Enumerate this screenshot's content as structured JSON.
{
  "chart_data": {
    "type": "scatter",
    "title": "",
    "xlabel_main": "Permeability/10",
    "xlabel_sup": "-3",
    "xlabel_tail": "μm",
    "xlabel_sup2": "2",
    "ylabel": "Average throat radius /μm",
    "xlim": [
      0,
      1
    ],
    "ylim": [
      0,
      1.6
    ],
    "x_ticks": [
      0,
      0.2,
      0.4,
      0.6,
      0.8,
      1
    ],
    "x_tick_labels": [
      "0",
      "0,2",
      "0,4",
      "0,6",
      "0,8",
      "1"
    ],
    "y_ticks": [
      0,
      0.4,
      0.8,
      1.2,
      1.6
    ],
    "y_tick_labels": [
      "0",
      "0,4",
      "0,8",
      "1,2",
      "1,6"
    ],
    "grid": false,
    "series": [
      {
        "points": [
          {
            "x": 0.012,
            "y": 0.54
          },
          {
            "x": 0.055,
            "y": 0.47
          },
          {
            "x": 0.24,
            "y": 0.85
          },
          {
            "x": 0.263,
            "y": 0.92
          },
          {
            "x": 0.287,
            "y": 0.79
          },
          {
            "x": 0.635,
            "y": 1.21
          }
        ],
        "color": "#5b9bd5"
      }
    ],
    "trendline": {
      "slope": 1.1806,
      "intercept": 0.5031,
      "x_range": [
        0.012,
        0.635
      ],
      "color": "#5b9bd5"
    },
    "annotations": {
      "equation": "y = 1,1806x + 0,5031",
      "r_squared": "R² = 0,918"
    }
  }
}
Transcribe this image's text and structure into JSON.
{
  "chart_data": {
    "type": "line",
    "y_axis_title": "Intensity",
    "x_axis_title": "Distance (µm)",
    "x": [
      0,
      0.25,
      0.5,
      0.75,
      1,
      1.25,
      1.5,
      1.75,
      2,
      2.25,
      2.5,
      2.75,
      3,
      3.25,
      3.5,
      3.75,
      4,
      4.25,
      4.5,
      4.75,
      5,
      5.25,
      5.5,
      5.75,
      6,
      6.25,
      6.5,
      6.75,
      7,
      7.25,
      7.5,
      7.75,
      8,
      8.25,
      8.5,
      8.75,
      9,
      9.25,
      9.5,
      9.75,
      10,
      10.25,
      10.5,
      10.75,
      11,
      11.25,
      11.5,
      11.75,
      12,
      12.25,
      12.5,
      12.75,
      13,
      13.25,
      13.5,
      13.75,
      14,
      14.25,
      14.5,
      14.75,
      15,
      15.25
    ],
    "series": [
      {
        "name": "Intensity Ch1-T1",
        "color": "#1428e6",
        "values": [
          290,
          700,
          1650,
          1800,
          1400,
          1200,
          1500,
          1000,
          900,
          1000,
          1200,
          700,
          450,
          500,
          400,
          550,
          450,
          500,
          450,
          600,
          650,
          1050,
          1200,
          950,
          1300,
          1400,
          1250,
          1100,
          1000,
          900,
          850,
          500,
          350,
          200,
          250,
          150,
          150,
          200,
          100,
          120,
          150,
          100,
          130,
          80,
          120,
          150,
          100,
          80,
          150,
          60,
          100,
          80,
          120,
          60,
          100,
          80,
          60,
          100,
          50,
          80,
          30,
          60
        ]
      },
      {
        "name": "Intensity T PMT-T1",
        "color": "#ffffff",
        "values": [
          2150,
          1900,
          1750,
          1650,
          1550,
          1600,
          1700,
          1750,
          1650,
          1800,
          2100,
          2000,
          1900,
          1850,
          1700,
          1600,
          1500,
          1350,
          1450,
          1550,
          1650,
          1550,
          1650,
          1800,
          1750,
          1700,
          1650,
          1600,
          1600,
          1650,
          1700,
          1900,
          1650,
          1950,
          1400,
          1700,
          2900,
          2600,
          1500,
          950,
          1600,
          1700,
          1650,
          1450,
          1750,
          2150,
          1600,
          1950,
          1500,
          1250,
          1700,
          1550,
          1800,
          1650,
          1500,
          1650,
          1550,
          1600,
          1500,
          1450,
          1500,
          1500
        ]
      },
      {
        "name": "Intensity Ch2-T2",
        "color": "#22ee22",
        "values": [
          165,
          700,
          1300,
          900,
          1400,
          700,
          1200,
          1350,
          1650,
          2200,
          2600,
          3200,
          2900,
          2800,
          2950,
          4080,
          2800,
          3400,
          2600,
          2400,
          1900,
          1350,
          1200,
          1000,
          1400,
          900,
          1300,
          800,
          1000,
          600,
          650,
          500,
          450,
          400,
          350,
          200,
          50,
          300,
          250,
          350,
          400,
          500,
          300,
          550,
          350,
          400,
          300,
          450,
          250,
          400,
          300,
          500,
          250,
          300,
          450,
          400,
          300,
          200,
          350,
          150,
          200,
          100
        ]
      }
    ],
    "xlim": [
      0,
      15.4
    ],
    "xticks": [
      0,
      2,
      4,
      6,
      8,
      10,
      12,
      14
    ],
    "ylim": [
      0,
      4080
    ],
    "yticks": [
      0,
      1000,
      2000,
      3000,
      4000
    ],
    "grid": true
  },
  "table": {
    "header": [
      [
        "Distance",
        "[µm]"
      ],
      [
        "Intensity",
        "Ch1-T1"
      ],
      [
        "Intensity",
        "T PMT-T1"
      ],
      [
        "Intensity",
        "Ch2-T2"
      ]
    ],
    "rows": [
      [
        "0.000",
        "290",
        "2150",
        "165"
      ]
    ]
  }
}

______

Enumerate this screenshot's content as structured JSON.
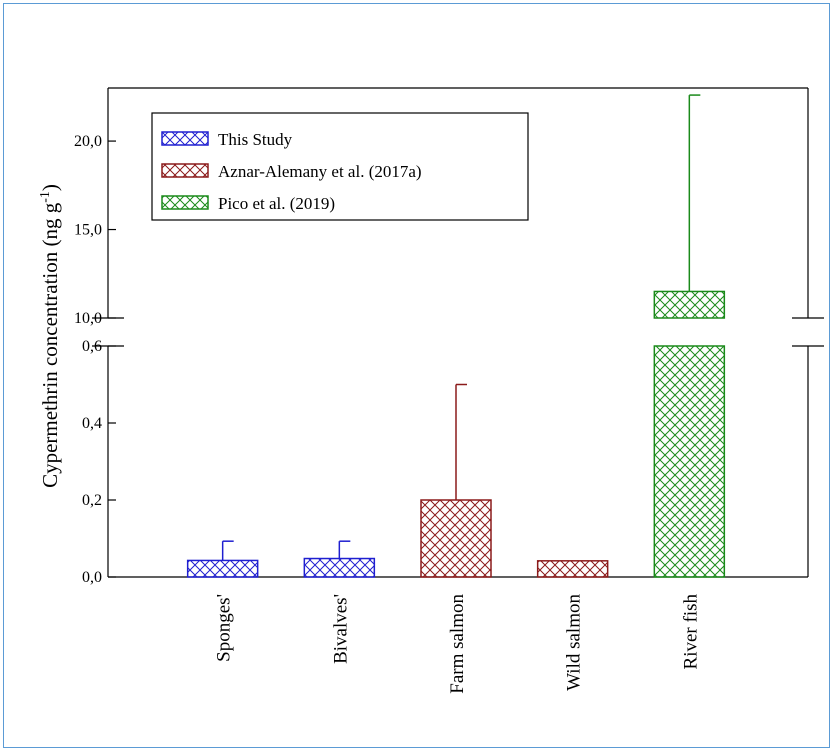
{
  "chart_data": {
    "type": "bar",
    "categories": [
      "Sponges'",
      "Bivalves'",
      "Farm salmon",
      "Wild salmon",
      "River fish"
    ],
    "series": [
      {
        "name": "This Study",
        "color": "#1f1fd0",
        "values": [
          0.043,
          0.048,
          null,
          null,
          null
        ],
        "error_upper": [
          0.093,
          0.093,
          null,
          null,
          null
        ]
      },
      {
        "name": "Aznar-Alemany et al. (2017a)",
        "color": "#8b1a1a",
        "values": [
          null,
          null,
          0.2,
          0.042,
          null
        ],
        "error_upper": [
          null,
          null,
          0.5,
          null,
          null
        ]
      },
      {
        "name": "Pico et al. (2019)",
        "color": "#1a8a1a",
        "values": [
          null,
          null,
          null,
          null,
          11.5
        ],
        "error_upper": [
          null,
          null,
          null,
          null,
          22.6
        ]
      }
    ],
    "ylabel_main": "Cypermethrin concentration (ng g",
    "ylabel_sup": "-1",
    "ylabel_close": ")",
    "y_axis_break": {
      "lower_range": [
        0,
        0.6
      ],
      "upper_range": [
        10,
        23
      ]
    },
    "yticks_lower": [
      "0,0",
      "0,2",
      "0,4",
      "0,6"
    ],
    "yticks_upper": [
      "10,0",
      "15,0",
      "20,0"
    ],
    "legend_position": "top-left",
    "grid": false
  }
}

______

Note each line of the entries that has "Intensity" in it, and copy those lines.

    "y_axis_title": "Intensity",
        "name": "Intensity Ch1-T1",
        "name": "Intensity T PMT-T1",
        "name": "Intensity Ch2-T2",
        "Intensity",
        "Intensity",
        "Intensity",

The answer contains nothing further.